**WHAT NEEDS TO BE DONE**.
Reproduce every entry exactly.

**SUPPLIED ENTRIES**.
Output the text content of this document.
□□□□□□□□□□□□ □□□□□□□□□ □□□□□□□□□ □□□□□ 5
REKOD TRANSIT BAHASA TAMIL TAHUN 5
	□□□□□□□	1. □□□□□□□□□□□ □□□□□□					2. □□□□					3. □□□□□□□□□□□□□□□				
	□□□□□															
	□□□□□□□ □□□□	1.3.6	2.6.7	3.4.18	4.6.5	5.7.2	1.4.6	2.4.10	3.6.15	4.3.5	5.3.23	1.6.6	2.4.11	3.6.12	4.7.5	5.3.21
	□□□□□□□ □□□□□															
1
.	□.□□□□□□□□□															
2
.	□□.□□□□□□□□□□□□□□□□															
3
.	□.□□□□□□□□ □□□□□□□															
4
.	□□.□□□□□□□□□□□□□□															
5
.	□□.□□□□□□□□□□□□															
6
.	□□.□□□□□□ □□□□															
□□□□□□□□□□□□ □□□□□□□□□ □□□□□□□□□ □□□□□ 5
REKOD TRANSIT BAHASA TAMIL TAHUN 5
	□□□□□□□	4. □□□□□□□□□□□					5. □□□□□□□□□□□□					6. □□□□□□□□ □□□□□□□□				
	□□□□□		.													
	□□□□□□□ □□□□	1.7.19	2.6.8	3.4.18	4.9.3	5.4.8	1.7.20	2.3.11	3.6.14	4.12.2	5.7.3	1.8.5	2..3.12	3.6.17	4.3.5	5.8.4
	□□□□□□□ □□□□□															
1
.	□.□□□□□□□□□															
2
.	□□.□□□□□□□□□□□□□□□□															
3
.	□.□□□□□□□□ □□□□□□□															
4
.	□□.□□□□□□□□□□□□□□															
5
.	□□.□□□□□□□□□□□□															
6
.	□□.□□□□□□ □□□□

**FULL ANSWER**.
Output the text content of this document.
□□□□□□□□□□□□ □□□□□□□□□ □□□□□□□□□ □□□□□ 5
REKOD TRANSIT BAHASA TAMIL TAHUN 5
	□□□□□□□	1. □□□□□□□□□□□ □□□□□□					2. □□□□					3. □□□□□□□□□□□□□□□				
	□□□□□															
	□□□□□□□ □□□□	1.3.6	2.6.7	3.4.18	4.6.5	5.7.2	1.4.6	2.4.10	3.6.15	4.3.5	5.3.23	1.6.6	2.4.11	3.6.12	4.7.5	5.3.21
	□□□□□□□ □□□□□															
1
.	□.□□□□□□□□□															
2
.	□□.□□□□□□□□□□□□□□□□															
3
.	□.□□□□□□□□ □□□□□□□															
4
.	□□.□□□□□□□□□□□□□□															
5
.	□□.□□□□□□□□□□□□															
6
.	□□.□□□□□□ □□□□															
□□□□□□□□□□□□ □□□□□□□□□ □□□□□□□□□ □□□□□ 5
REKOD TRANSIT BAHASA TAMIL TAHUN 5
	□□□□□□□	4. □□□□□□□□□□□					5. □□□□□□□□□□□□					6. □□□□□□□□ □□□□□□□□				
	□□□□□		.													
	□□□□□□□ □□□□	1.7.19	2.6.8	3.4.18	4.9.3	5.4.8	1.7.20	2.3.11	3.6.14	4.12.2	5.7.3	1.8.5	2..3.12	3.6.17	4.3.5	5.8.4
	□□□□□□□ □□□□□															
1
.	□.□□□□□□□□□															
2
.	□□.□□□□□□□□□□□□□□□□															
3
.	□.□□□□□□□□ □□□□□□□															
4
.	□□.□□□□□□□□□□□□□□															
5
.	□□.□□□□□□□□□□□□															
6
.	□□.□□□□□□ □□□□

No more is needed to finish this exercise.